-- Begin --

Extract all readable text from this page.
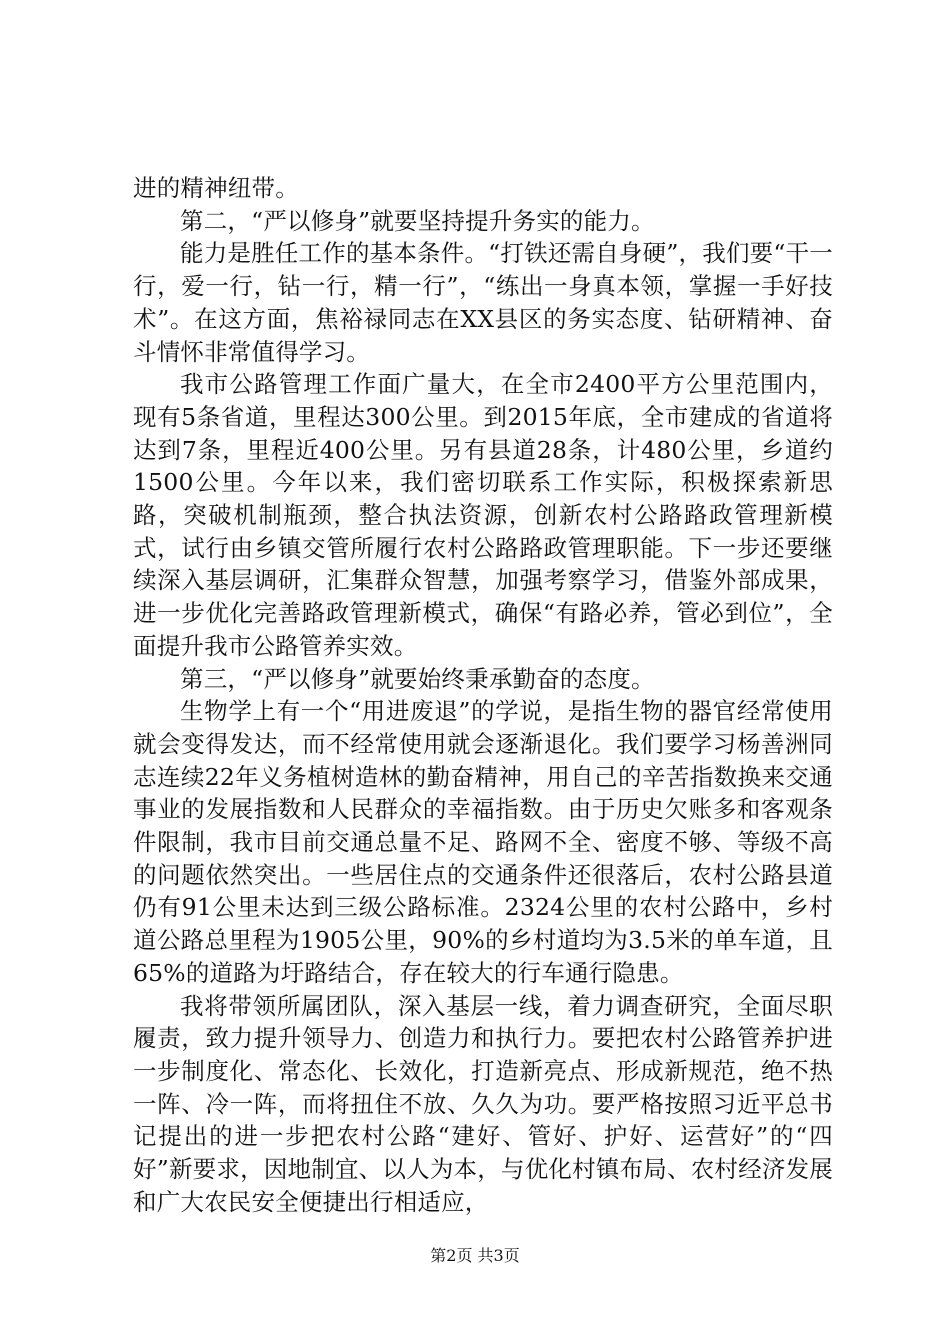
进的精神纽带。

第二，“严以修身”就要坚持提升务实的能力。

能力是胜任工作的基本条件。“打铁还需自身硬”，我们要“干一行，爱一行，钻一行，精一行”，“练出一身真本领，掌握一手好技术”。在这方面，焦裕禄同志在XX县区的务实态度、钻研精神、奋斗情怀非常值得学习。

我市公路管理工作面广量大，在全市2400平方公里范围内，现有5条省道，里程达300公里。到2015年底，全市建成的省道将达到7条，里程近400公里。另有县道28条，计480公里，乡道约1500公里。今年以来，我们密切联系工作实际，积极探索新思路，突破机制瓶颈，整合执法资源，创新农村公路路政管理新模式，试行由乡镇交管所履行农村公路路政管理职能。下一步还要继续深入基层调研，汇集群众智慧，加强考察学习，借鉴外部成果，进一步优化完善路政管理新模式，确保“有路必养，管必到位”，全面提升我市公路管养实效。

第三，“严以修身”就要始终秉承勤奋的态度。

生物学上有一个“用进废退”的学说，是指生物的器官经常使用就会变得发达，而不经常使用就会逐渐退化。我们要学习杨善洲同志连续22年义务植树造林的勤奋精神，用自己的辛苦指数换来交通事业的发展指数和人民群众的幸福指数。由于历史欠账多和客观条件限制，我市目前交通总量不足、路网不全、密度不够、等级不高的问题依然突出。一些居住点的交通条件还很落后，农村公路县道仍有91公里未达到三级公路标准。2324公里的农村公路中，乡村道公路总里程为1905公里，90%的乡村道均为3.5米的单车道，且65%的道路为圩路结合，存在较大的行车通行隐患。

我将带领所属团队，深入基层一线，着力调查研究，全面尽职履责，致力提升领导力、创造力和执行力。要把农村公路管养护进一步制度化、常态化、长效化，打造新亮点、形成新规范，绝不热一阵、冷一阵，而将扭住不放、久久为功。要严格按照习近平总书记提出的进一步把农村公路“建好、管好、护好、运营好”的“四好”新要求，因地制宜、以人为本，与优化村镇布局、农村经济发展和广大农民安全便捷出行相适应，

第2页 共3页
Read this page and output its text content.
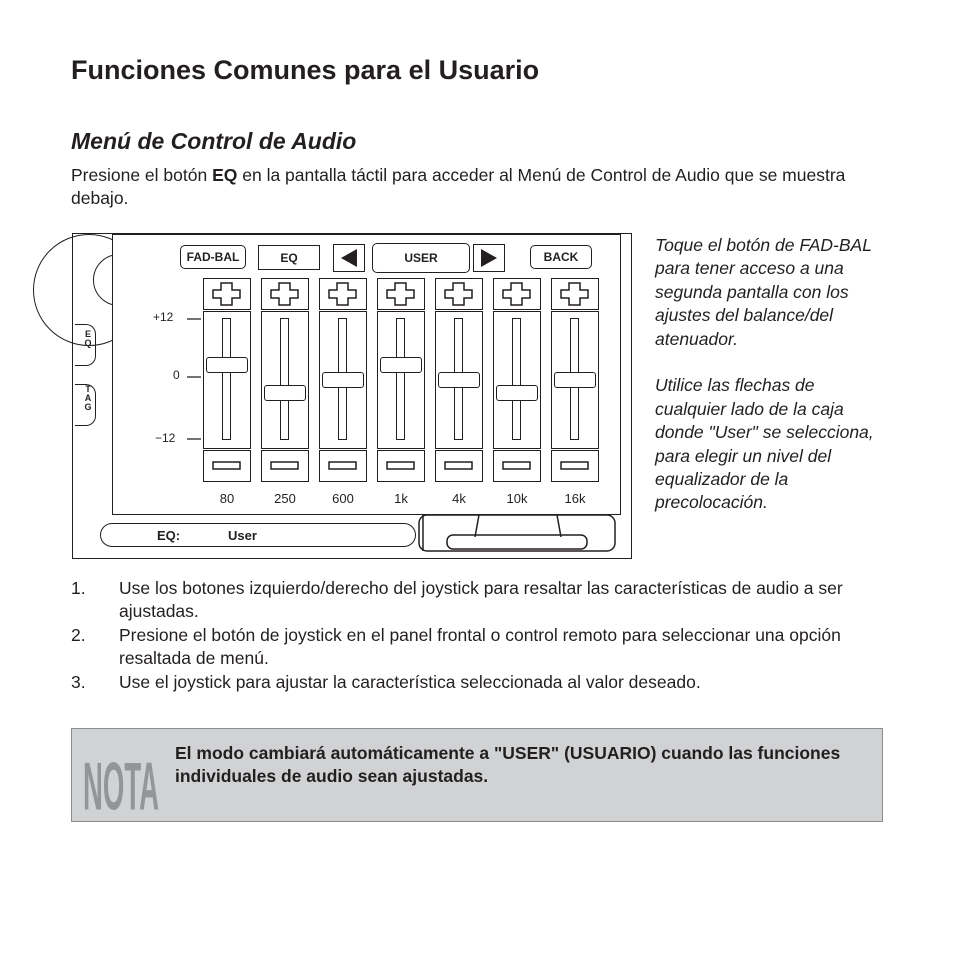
Funciones Comunes para el Usuario
Menú de Control de Audio

Presione el botón EQ en la pantalla táctil para acceder al Menú de Control de Audio que se muestra debajo.

E Q
T A G
FAD-BAL	EQ	USER	BACK
+12
0
−12
80	250	600	1k	4k	10k	16k
EQ:	User

Toque el botón de FAD-BAL para tener acceso a una segunda pantalla con los ajustes del balance/del atenuador.

Utilice las flechas de cualquier lado de la caja donde "User" se selecciona, para elegir un nivel del equalizador de la precolocación.

1. Use los botones izquierdo/derecho del joystick para resaltar las características de audio a ser ajustadas.
2. Presione el botón de joystick en el panel frontal o control remoto para seleccionar una opción resaltada de menú.
3. Use el joystick para ajustar la característica seleccionada al valor deseado.
NOTA El modo cambiará automáticamente a "USER" (USUARIO) cuando las funciones individuales de audio sean ajustadas.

-- End --

> _INSTRUCTION_:
Every record must be copied exactly, with the pictures left out.

> _RESULT OF THE EXERCISE_:
Extract all readable text from this page.
进的精神纽带。

第二，“严以修身”就要坚持提升务实的能力。

能力是胜任工作的基本条件。“打铁还需自身硬”，我们要“干一行，爱一行，钻一行，精一行”，“练出一身真本领，掌握一手好技术”。在这方面，焦裕禄同志在XX县区的务实态度、钻研精神、奋斗情怀非常值得学习。

我市公路管理工作面广量大，在全市2400平方公里范围内，现有5条省道，里程达300公里。到2015年底，全市建成的省道将达到7条，里程近400公里。另有县道28条，计480公里，乡道约1500公里。今年以来，我们密切联系工作实际，积极探索新思路，突破机制瓶颈，整合执法资源，创新农村公路路政管理新模式，试行由乡镇交管所履行农村公路路政管理职能。下一步还要继续深入基层调研，汇集群众智慧，加强考察学习，借鉴外部成果，进一步优化完善路政管理新模式，确保“有路必养，管必到位”，全面提升我市公路管养实效。

第三，“严以修身”就要始终秉承勤奋的态度。

生物学上有一个“用进废退”的学说，是指生物的器官经常使用就会变得发达，而不经常使用就会逐渐退化。我们要学习杨善洲同志连续22年义务植树造林的勤奋精神，用自己的辛苦指数换来交通事业的发展指数和人民群众的幸福指数。由于历史欠账多和客观条件限制，我市目前交通总量不足、路网不全、密度不够、等级不高的问题依然突出。一些居住点的交通条件还很落后，农村公路县道仍有91公里未达到三级公路标准。2324公里的农村公路中，乡村道公路总里程为1905公里，90%的乡村道均为3.5米的单车道，且65%的道路为圩路结合，存在较大的行车通行隐患。

我将带领所属团队，深入基层一线，着力调查研究，全面尽职履责，致力提升领导力、创造力和执行力。要把农村公路管养护进一步制度化、常态化、长效化，打造新亮点、形成新规范，绝不热一阵、冷一阵，而将扭住不放、久久为功。要严格按照习近平总书记提出的进一步把农村公路“建好、管好、护好、运营好”的“四好”新要求，因地制宜、以人为本，与优化村镇布局、农村经济发展和广大农民安全便捷出行相适应，

第2页 共3页
Read this page and output its text content.
Funciones Comunes para el Usuario
Menú de Control de Audio

Presione el botón EQ en la pantalla táctil para acceder al Menú de Control de Audio que se muestra debajo.

E Q
T A G
FAD-BAL	EQ	USER	BACK
+12
0
−12
80	250	600	1k	4k	10k	16k
EQ:	User

Toque el botón de FAD-BAL para tener acceso a una segunda pantalla con los ajustes del balance/del atenuador.

Utilice las flechas de cualquier lado de la caja donde "User" se selecciona, para elegir un nivel del equalizador de la precolocación.

1. Use los botones izquierdo/derecho del joystick para resaltar las características de audio a ser ajustadas.
2. Presione el botón de joystick en el panel frontal o control remoto para seleccionar una opción resaltada de menú.
3. Use el joystick para ajustar la característica seleccionada al valor deseado.
NOTA El modo cambiará automáticamente a "USER" (USUARIO) cuando las funciones individuales de audio sean ajustadas.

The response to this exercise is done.